Data items:

start

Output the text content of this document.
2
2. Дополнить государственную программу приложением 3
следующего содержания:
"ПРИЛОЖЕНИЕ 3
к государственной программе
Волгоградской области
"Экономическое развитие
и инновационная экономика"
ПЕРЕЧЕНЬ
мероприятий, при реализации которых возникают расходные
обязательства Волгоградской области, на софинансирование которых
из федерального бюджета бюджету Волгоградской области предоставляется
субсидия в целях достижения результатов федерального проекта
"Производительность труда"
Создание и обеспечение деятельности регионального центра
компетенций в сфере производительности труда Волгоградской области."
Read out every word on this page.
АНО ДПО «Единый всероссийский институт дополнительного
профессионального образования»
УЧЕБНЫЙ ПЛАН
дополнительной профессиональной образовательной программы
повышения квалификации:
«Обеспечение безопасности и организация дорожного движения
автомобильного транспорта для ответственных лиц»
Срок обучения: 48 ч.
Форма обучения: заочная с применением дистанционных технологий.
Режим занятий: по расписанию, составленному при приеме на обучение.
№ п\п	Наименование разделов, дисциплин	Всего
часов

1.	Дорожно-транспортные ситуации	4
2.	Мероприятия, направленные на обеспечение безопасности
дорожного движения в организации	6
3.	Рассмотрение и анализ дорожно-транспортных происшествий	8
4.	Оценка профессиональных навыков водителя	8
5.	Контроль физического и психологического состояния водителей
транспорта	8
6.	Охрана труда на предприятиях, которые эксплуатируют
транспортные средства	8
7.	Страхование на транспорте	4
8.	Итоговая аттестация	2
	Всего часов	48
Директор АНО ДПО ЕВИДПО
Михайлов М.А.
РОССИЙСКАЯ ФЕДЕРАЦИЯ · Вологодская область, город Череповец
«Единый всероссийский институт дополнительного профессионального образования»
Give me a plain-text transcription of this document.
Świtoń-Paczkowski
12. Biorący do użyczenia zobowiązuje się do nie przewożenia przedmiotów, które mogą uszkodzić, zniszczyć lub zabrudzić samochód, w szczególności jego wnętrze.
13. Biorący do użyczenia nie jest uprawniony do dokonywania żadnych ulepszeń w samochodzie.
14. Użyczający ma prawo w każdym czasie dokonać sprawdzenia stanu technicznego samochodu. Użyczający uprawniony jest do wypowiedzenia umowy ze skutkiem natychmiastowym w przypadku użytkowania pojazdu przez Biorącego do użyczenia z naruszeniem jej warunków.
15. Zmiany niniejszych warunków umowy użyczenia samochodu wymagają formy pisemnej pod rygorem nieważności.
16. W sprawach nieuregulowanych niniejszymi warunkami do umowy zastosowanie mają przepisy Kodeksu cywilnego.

end

▸ **Exercise prompt**:
Return all of the data exactly as it reads.

▸ **Exercise output**:
Output the text content of this document.
2
2. Дополнить государственную программу приложением 3
следующего содержания:
"ПРИЛОЖЕНИЕ 3
к государственной программе
Волгоградской области
"Экономическое развитие
и инновационная экономика"
ПЕРЕЧЕНЬ
мероприятий, при реализации которых возникают расходные
обязательства Волгоградской области, на софинансирование которых
из федерального бюджета бюджету Волгоградской области предоставляется
субсидия в целях достижения результатов федерального проекта
"Производительность труда"
Создание и обеспечение деятельности регионального центра
компетенций в сфере производительности труда Волгоградской области."
Read out every word on this page.
АНО ДПО «Единый всероссийский институт дополнительного
профессионального образования»
УЧЕБНЫЙ ПЛАН
дополнительной профессиональной образовательной программы
повышения квалификации:
«Обеспечение безопасности и организация дорожного движения
автомобильного транспорта для ответственных лиц»
Срок обучения: 48 ч.
Форма обучения: заочная с применением дистанционных технологий.
Режим занятий: по расписанию, составленному при приеме на обучение.
№ п\п	Наименование разделов, дисциплин	Всего
часов

1.	Дорожно-транспортные ситуации	4
2.	Мероприятия, направленные на обеспечение безопасности
дорожного движения в организации	6
3.	Рассмотрение и анализ дорожно-транспортных происшествий	8
4.	Оценка профессиональных навыков водителя	8
5.	Контроль физического и психологического состояния водителей
транспорта	8
6.	Охрана труда на предприятиях, которые эксплуатируют
транспортные средства	8
7.	Страхование на транспорте	4
8.	Итоговая аттестация	2
	Всего часов	48
Директор АНО ДПО ЕВИДПО
Михайлов М.А.
РОССИЙСКАЯ ФЕДЕРАЦИЯ · Вологодская область, город Череповец
«Единый всероссийский институт дополнительного профессионального образования»
Give me a plain-text transcription of this document.
Świtoń-Paczkowski
12. Biorący do użyczenia zobowiązuje się do nie przewożenia przedmiotów, które mogą uszkodzić, zniszczyć lub zabrudzić samochód, w szczególności jego wnętrze.
13. Biorący do użyczenia nie jest uprawniony do dokonywania żadnych ulepszeń w samochodzie.
14. Użyczający ma prawo w każdym czasie dokonać sprawdzenia stanu technicznego samochodu. Użyczający uprawniony jest do wypowiedzenia umowy ze skutkiem natychmiastowym w przypadku użytkowania pojazdu przez Biorącego do użyczenia z naruszeniem jej warunków.
15. Zmiany niniejszych warunków umowy użyczenia samochodu wymagają formy pisemnej pod rygorem nieważności.
16. W sprawach nieuregulowanych niniejszymi warunkami do umowy zastosowanie mają przepisy Kodeksu cywilnego.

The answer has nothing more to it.